Task prompt –
Check every line for the word "оборота" and state how many lines have it. Reply with the number alone.

>> START

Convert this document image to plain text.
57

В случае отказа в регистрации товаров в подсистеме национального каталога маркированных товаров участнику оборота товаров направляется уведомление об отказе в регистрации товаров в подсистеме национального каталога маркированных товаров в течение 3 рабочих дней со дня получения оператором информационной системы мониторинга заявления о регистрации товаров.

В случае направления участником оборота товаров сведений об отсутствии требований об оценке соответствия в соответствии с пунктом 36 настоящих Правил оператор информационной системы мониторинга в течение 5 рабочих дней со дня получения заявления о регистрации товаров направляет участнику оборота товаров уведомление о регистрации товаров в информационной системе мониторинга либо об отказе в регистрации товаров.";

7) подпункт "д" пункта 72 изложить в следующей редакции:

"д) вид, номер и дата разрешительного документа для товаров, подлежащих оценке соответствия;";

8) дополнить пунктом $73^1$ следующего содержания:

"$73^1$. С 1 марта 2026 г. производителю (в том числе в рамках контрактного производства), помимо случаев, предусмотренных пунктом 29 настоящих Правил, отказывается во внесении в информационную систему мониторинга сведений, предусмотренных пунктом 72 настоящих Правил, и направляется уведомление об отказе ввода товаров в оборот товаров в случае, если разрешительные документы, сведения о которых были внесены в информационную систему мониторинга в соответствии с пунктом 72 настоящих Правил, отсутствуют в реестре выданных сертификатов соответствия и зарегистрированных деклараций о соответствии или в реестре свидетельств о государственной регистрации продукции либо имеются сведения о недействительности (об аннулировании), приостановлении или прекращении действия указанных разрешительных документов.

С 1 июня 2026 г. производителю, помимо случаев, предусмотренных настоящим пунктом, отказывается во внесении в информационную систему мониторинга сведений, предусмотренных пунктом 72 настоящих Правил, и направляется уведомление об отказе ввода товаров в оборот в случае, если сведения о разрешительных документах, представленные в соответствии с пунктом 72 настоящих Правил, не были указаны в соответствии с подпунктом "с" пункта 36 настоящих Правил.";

>> END

Solution below –
2